*** EXERCISE INPUTS

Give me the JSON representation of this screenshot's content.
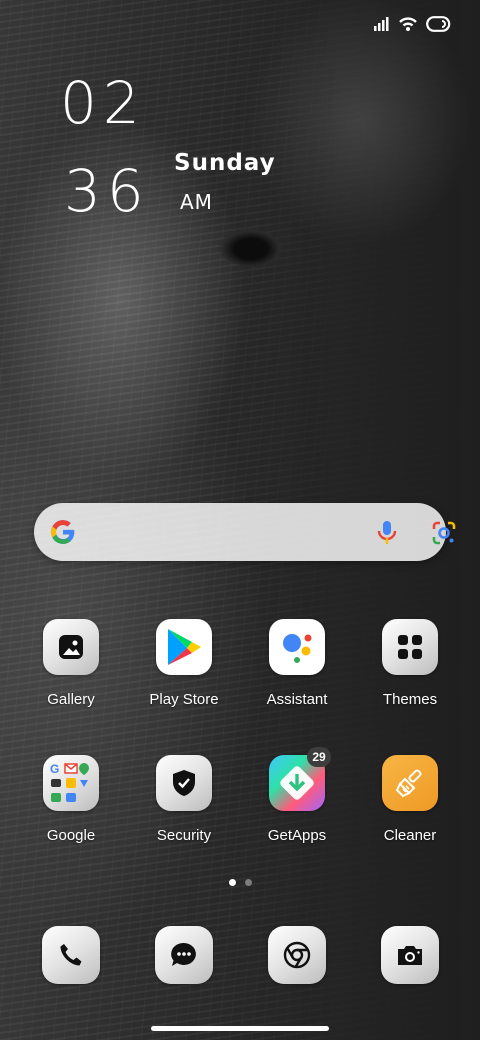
{
  "clock": {
    "hours": "02",
    "minutes": "36",
    "day": "Sunday",
    "ampm": "AM"
  },
  "status_bar": {
    "icons": [
      "signal-icon",
      "wifi-icon",
      "battery-icon"
    ]
  },
  "search_bar": {
    "icons": [
      "google-g-icon",
      "microphone-icon",
      "google-lens-icon"
    ]
  },
  "apps_row1": [
    {
      "label": "Gallery",
      "icon": "gallery-icon"
    },
    {
      "label": "Play Store",
      "icon": "play-store-icon"
    },
    {
      "label": "Assistant",
      "icon": "assistant-icon"
    },
    {
      "label": "Themes",
      "icon": "themes-icon"
    }
  ],
  "apps_row2": [
    {
      "label": "Google",
      "icon": "google-folder-icon"
    },
    {
      "label": "Security",
      "icon": "shield-icon"
    },
    {
      "label": "GetApps",
      "icon": "getapps-icon",
      "badge": "29"
    },
    {
      "label": "Cleaner",
      "icon": "broom-icon"
    }
  ],
  "page_indicator": {
    "count": 2,
    "active": 1
  },
  "dock": [
    "phone-icon",
    "messages-icon",
    "chrome-icon",
    "camera-icon"
  ],
  "colors": {
    "cleaner_orange": "#f0a030",
    "search_bg": "#f0f0f0"
  }
}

******

EXERCISE BRIEF: Retype each record exactly as it stands, but do not include the pictures.

SOLUTION TO THE EXERCISE:
Give me the JSON representation of this screenshot's content.
{
  "clock": {
    "hours": "02",
    "minutes": "36",
    "day": "Sunday",
    "ampm": "AM"
  },
  "status_bar": {
    "icons": [
      "signal-icon",
      "wifi-icon",
      "battery-icon"
    ]
  },
  "search_bar": {
    "icons": [
      "google-g-icon",
      "microphone-icon",
      "google-lens-icon"
    ]
  },
  "apps_row1": [
    {
      "label": "Gallery",
      "icon": "gallery-icon"
    },
    {
      "label": "Play Store",
      "icon": "play-store-icon"
    },
    {
      "label": "Assistant",
      "icon": "assistant-icon"
    },
    {
      "label": "Themes",
      "icon": "themes-icon"
    }
  ],
  "apps_row2": [
    {
      "label": "Google",
      "icon": "google-folder-icon"
    },
    {
      "label": "Security",
      "icon": "shield-icon"
    },
    {
      "label": "GetApps",
      "icon": "getapps-icon",
      "badge": "29"
    },
    {
      "label": "Cleaner",
      "icon": "broom-icon"
    }
  ],
  "page_indicator": {
    "count": 2,
    "active": 1
  },
  "dock": [
    "phone-icon",
    "messages-icon",
    "chrome-icon",
    "camera-icon"
  ],
  "colors": {
    "cleaner_orange": "#f0a030",
    "search_bg": "#f0f0f0"
  }
}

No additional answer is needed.